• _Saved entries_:
——
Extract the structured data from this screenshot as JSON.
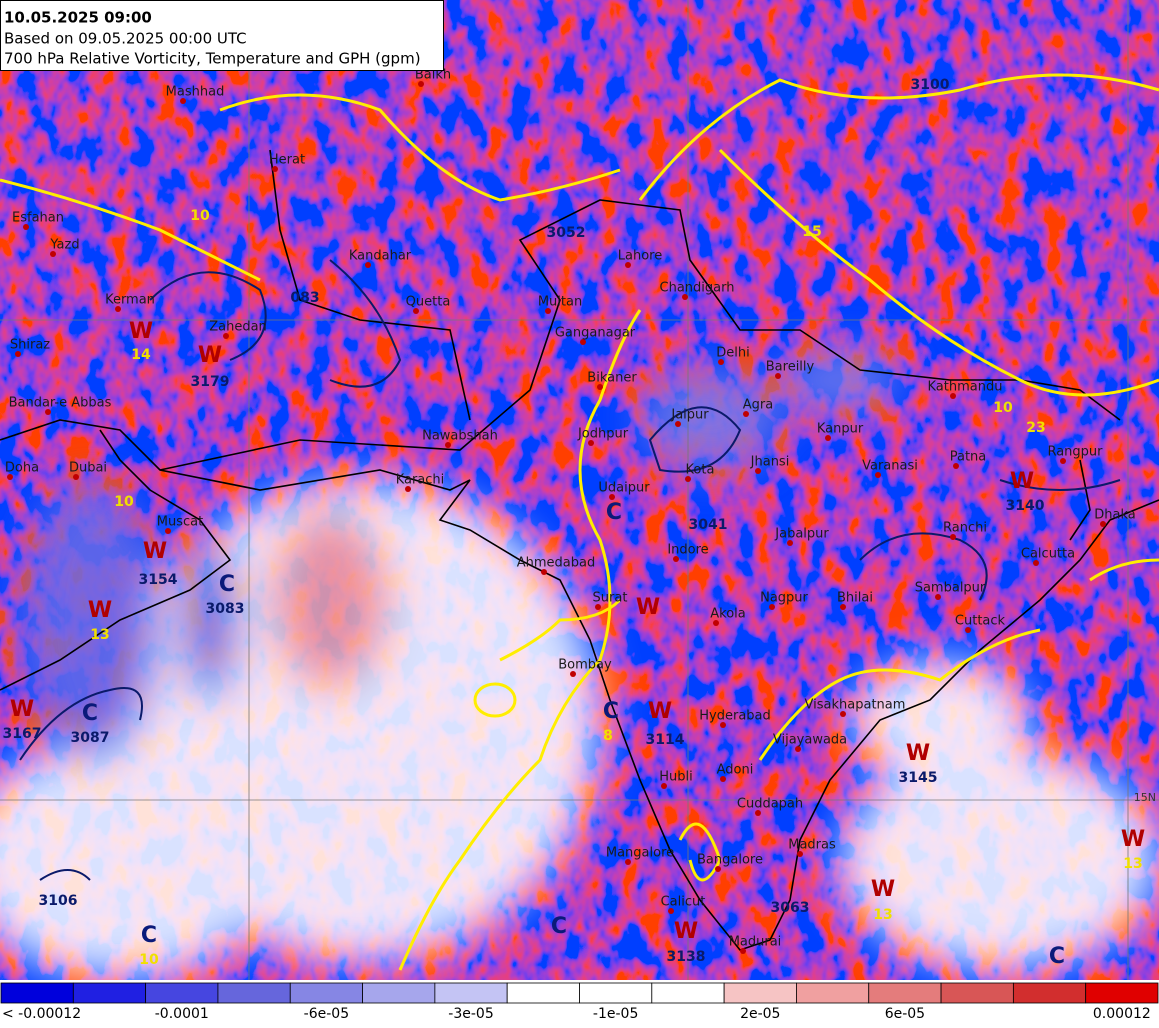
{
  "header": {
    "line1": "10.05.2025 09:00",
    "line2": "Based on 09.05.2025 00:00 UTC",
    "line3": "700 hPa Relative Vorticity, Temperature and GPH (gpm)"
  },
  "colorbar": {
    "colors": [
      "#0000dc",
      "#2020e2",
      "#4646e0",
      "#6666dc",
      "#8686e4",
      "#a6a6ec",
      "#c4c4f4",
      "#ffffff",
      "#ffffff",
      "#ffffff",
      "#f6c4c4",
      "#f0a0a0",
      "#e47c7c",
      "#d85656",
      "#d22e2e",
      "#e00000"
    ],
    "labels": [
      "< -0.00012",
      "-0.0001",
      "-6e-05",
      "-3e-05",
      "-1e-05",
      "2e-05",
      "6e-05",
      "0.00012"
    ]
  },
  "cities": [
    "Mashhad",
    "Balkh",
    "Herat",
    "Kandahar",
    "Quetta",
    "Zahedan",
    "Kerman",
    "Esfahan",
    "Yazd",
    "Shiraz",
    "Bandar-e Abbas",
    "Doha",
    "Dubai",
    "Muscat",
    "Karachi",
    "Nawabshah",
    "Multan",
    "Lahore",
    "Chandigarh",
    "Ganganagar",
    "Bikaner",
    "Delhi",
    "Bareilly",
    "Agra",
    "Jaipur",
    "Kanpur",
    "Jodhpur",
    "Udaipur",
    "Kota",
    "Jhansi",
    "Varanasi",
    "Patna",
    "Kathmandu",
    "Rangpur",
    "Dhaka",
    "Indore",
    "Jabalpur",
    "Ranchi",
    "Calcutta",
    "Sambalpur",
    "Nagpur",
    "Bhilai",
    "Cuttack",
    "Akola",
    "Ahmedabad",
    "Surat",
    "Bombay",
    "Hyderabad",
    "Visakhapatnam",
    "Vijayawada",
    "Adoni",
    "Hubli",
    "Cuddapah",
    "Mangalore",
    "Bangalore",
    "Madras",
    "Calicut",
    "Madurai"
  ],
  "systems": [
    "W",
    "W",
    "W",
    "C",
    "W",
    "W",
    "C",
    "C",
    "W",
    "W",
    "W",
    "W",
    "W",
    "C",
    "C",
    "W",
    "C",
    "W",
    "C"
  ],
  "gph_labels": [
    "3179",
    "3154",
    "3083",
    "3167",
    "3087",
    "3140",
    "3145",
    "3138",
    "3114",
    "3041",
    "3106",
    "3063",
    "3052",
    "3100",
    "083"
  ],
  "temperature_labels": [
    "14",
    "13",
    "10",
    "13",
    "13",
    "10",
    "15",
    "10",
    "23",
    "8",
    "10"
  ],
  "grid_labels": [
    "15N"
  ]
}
——
• _Task instructions_:
Make a word-for-word copy of the entries, without any pictures.

• _Solution to the exercise_:
Extract the structured data from this screenshot as JSON.
{
  "header": {
    "line1": "10.05.2025 09:00",
    "line2": "Based on 09.05.2025 00:00 UTC",
    "line3": "700 hPa Relative Vorticity, Temperature and GPH (gpm)"
  },
  "colorbar": {
    "colors": [
      "#0000dc",
      "#2020e2",
      "#4646e0",
      "#6666dc",
      "#8686e4",
      "#a6a6ec",
      "#c4c4f4",
      "#ffffff",
      "#ffffff",
      "#ffffff",
      "#f6c4c4",
      "#f0a0a0",
      "#e47c7c",
      "#d85656",
      "#d22e2e",
      "#e00000"
    ],
    "labels": [
      "< -0.00012",
      "-0.0001",
      "-6e-05",
      "-3e-05",
      "-1e-05",
      "2e-05",
      "6e-05",
      "0.00012"
    ]
  },
  "cities": [
    "Mashhad",
    "Balkh",
    "Herat",
    "Kandahar",
    "Quetta",
    "Zahedan",
    "Kerman",
    "Esfahan",
    "Yazd",
    "Shiraz",
    "Bandar-e Abbas",
    "Doha",
    "Dubai",
    "Muscat",
    "Karachi",
    "Nawabshah",
    "Multan",
    "Lahore",
    "Chandigarh",
    "Ganganagar",
    "Bikaner",
    "Delhi",
    "Bareilly",
    "Agra",
    "Jaipur",
    "Kanpur",
    "Jodhpur",
    "Udaipur",
    "Kota",
    "Jhansi",
    "Varanasi",
    "Patna",
    "Kathmandu",
    "Rangpur",
    "Dhaka",
    "Indore",
    "Jabalpur",
    "Ranchi",
    "Calcutta",
    "Sambalpur",
    "Nagpur",
    "Bhilai",
    "Cuttack",
    "Akola",
    "Ahmedabad",
    "Surat",
    "Bombay",
    "Hyderabad",
    "Visakhapatnam",
    "Vijayawada",
    "Adoni",
    "Hubli",
    "Cuddapah",
    "Mangalore",
    "Bangalore",
    "Madras",
    "Calicut",
    "Madurai"
  ],
  "systems": [
    "W",
    "W",
    "W",
    "C",
    "W",
    "W",
    "C",
    "C",
    "W",
    "W",
    "W",
    "W",
    "W",
    "C",
    "C",
    "W",
    "C",
    "W",
    "C"
  ],
  "gph_labels": [
    "3179",
    "3154",
    "3083",
    "3167",
    "3087",
    "3140",
    "3145",
    "3138",
    "3114",
    "3041",
    "3106",
    "3063",
    "3052",
    "3100",
    "083"
  ],
  "temperature_labels": [
    "14",
    "13",
    "10",
    "13",
    "13",
    "10",
    "15",
    "10",
    "23",
    "8",
    "10"
  ],
  "grid_labels": [
    "15N"
  ]
}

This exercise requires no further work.